EXERCISE TEXT:
It was actually originally written in five separate first person chunks. The first one I started with was Kate Ross as I always loved those interactions she has with Bodie and Doyle in the computer testing room. And I always wondered about her position within CI5, what she really thought of the organisation and the male agents. Cowley seems a little sceptical of her field of expertise and yet realises in the end she's key in the resolution of the "Bodie problem". I was interested in the slight clash of ideologies, the idea of old school military intelligence coming up against acknowledgement of things like PTSD and the mental health of its agents. And because I also love the 'conference room' scene, with Craine and the other doctor, I built the story up from there, with those characters featuring.
Then there are the 'minor' ones like Sally and Jennifer who, although have very small parts in the story, I wanted to give at least a grain of something other than girlfriend of the week. On a do-over I think I'd try harder with that. And yay! I'm so pleased you picked out Frank. I have a weakness for strategic insertion of animal characters - Frank in this one, 'Tiddles' long ago in a DIALJ round robin, and Thompson the neighbour's cat in Touch Sensitive, heh.
Re the lads themselves, I did have some fun with their backstories. It's not the only version of Doyle's family I've ever attempted (he had two sisters in another one!) and not the only one I like for him. The tearaway in Derby from canon is always there though! This may be the only time I've tackled Bodie's childhood, and although I like some of the elements (the wicked stepmother!) it probably leans a little too much towards the classic abandoned child trope *g*
I don't think I nailed their relationship actually, but then I never think I do! There's certainly not enough of them together...

GIVEN ENTRIES:
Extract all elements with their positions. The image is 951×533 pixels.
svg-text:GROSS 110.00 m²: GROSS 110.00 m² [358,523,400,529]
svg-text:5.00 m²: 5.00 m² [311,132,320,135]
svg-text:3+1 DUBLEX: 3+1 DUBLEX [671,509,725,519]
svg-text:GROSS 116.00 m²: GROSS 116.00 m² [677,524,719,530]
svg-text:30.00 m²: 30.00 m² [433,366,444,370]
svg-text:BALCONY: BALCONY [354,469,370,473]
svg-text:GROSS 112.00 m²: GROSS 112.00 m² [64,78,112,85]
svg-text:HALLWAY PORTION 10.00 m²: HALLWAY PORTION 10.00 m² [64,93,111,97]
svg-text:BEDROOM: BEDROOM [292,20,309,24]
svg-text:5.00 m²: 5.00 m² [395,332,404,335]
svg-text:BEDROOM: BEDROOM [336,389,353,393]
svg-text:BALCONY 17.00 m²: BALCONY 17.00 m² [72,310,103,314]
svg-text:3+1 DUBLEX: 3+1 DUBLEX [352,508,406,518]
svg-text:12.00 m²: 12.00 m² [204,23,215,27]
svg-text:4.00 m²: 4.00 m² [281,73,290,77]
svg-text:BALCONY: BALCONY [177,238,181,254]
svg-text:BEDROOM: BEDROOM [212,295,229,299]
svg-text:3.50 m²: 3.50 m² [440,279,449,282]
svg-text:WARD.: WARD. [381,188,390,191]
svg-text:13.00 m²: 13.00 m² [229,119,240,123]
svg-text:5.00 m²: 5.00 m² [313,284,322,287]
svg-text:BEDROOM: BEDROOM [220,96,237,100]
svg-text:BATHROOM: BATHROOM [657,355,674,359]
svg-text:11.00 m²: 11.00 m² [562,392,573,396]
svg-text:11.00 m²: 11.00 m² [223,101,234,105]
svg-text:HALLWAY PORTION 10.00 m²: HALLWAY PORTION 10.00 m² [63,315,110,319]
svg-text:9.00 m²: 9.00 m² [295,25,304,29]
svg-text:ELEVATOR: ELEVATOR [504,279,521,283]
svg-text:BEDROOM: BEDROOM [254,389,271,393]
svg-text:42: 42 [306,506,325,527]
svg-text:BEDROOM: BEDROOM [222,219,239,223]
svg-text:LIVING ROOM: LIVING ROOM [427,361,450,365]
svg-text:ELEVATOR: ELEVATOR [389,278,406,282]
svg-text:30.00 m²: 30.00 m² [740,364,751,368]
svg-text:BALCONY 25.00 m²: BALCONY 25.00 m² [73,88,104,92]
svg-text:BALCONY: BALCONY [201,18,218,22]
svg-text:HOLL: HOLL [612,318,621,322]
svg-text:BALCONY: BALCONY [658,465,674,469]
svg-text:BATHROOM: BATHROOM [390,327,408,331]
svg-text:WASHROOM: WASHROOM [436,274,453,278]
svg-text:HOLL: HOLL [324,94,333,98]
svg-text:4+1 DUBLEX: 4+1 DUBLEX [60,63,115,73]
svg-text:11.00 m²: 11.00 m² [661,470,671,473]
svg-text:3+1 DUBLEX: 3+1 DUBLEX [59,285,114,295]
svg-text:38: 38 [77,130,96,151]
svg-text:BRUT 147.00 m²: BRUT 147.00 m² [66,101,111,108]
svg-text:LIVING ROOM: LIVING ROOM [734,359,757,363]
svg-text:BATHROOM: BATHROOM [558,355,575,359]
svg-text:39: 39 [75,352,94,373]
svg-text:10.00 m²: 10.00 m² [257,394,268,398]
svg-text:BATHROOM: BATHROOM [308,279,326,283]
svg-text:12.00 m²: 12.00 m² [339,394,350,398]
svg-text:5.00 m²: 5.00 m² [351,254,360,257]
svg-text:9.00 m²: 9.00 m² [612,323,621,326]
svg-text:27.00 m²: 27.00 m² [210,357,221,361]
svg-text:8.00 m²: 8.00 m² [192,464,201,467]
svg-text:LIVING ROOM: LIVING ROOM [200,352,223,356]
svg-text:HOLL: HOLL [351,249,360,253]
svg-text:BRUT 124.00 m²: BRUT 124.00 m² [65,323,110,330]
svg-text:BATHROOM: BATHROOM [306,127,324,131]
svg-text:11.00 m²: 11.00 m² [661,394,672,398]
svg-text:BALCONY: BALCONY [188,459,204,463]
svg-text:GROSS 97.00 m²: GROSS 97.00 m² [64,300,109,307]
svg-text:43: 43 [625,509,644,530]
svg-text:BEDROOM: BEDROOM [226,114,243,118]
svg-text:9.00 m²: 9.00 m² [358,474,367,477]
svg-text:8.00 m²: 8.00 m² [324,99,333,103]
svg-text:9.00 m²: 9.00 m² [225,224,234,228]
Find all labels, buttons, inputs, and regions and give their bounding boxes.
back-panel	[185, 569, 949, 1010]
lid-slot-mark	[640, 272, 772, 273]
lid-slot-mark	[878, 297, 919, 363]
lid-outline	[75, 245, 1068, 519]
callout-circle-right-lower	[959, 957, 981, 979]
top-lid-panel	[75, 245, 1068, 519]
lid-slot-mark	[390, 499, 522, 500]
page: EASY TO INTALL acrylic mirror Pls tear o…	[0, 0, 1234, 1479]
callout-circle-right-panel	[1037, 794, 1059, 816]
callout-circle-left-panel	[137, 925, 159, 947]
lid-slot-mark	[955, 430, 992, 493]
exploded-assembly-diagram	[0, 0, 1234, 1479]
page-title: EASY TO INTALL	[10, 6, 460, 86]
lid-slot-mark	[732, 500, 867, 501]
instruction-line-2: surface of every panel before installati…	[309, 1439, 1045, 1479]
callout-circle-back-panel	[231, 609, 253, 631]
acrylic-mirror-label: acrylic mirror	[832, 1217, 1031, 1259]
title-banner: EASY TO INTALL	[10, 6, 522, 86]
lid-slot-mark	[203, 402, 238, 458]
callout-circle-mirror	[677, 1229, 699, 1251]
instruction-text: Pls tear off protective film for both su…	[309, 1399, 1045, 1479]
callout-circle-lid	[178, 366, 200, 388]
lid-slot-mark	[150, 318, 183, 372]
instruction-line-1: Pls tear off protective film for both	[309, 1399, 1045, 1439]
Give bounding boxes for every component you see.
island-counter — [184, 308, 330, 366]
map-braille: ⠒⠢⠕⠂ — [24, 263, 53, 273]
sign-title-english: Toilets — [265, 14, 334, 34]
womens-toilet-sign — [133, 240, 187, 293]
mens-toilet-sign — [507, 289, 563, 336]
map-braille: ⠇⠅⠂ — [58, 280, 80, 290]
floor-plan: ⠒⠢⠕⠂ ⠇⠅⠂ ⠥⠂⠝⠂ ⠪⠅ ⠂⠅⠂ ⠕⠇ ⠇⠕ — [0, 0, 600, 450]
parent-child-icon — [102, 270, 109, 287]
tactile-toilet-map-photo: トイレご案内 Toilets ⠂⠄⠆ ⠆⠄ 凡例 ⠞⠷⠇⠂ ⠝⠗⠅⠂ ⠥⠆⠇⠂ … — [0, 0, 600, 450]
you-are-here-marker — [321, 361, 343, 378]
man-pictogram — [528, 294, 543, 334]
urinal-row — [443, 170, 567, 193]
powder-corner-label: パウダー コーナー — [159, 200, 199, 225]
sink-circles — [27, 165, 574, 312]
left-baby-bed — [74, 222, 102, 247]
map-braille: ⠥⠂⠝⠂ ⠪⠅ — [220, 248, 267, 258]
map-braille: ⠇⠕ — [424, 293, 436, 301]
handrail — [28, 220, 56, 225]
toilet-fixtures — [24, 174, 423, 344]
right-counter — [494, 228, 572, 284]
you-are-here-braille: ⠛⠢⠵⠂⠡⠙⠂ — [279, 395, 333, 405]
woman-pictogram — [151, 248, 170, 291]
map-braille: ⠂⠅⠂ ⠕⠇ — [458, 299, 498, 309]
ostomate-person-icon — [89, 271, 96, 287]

WORK TASK 1: List every animal character that the story commentary names.
WORK TASK 2: Retype the part of the story commentary starting with "Re the lads" and going on through "of them together...".

YOUR RESPONSE 1: Frank; Tiddles; Thompson

YOUR RESPONSE 2:
Re the lads themselves, I did have some fun with their backstories. It's not the only version of Doyle's family I've ever attempted (he had two sisters in another one!) and not the only one I like for him. The tearaway in Derby from canon is always there though! This may be the only time I've tackled Bodie's childhood, and although I like some of the elements (the wicked stepmother!) it probably leans a little too much towards the classic abandoned child trope *g*
I don't think I nailed their relationship actually, but then I never think I do! There's certainly not enough of them together...